From the entries that follow, pick out all lines holding "werden".

Start of Input records

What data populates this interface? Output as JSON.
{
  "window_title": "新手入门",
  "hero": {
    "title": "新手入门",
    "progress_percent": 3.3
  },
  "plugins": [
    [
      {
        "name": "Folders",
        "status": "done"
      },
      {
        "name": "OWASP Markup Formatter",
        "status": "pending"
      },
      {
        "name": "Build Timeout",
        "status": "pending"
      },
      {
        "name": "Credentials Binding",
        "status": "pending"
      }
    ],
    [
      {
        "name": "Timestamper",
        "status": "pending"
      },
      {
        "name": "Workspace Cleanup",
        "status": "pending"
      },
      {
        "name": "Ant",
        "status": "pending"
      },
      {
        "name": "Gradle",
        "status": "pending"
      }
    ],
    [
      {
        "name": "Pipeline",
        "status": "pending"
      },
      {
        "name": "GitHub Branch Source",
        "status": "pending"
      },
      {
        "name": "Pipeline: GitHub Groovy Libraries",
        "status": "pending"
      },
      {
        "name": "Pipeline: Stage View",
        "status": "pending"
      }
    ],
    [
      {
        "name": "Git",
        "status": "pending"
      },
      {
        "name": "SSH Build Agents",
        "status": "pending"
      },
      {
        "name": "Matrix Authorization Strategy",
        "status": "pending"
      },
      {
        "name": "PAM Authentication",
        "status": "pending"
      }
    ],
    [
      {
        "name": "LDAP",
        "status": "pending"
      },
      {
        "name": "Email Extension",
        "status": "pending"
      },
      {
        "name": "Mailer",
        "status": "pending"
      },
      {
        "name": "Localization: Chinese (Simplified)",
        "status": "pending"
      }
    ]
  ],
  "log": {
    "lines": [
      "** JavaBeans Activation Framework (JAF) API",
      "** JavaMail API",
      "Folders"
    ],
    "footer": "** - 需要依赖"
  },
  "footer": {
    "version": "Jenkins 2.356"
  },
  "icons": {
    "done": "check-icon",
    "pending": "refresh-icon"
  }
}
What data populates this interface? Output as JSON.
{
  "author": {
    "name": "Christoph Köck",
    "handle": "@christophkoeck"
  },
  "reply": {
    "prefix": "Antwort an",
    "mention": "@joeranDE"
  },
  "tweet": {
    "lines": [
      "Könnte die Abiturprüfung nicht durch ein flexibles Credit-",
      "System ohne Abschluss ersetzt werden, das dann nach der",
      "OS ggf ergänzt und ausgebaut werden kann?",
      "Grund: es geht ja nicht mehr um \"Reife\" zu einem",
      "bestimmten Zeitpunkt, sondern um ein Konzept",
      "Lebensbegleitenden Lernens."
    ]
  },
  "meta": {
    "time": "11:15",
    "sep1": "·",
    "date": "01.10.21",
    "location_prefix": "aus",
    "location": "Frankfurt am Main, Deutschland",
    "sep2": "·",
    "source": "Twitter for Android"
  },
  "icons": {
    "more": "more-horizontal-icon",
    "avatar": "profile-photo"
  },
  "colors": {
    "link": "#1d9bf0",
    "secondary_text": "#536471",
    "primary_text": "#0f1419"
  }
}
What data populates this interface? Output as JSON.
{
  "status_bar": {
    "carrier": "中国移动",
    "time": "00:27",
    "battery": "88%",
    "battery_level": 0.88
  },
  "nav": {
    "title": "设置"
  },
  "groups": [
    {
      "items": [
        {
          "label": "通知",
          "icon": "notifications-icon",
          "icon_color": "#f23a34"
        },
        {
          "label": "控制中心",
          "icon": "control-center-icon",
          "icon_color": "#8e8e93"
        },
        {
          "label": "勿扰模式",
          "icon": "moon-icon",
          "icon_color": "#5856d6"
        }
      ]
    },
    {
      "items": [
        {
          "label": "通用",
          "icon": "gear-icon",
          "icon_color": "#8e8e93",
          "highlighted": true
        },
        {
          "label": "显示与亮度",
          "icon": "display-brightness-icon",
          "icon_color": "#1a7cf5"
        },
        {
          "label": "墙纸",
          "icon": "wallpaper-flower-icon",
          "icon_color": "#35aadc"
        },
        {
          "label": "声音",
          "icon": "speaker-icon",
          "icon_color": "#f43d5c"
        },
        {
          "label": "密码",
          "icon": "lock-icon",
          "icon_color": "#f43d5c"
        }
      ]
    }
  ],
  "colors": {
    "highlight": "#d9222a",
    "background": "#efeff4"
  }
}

End of Input records

◆ **Output of the exercise**:
      "System ohne Abschluss ersetzt werden, das dann nach der",
      "OS ggf ergänzt und ausgebaut werden kann?",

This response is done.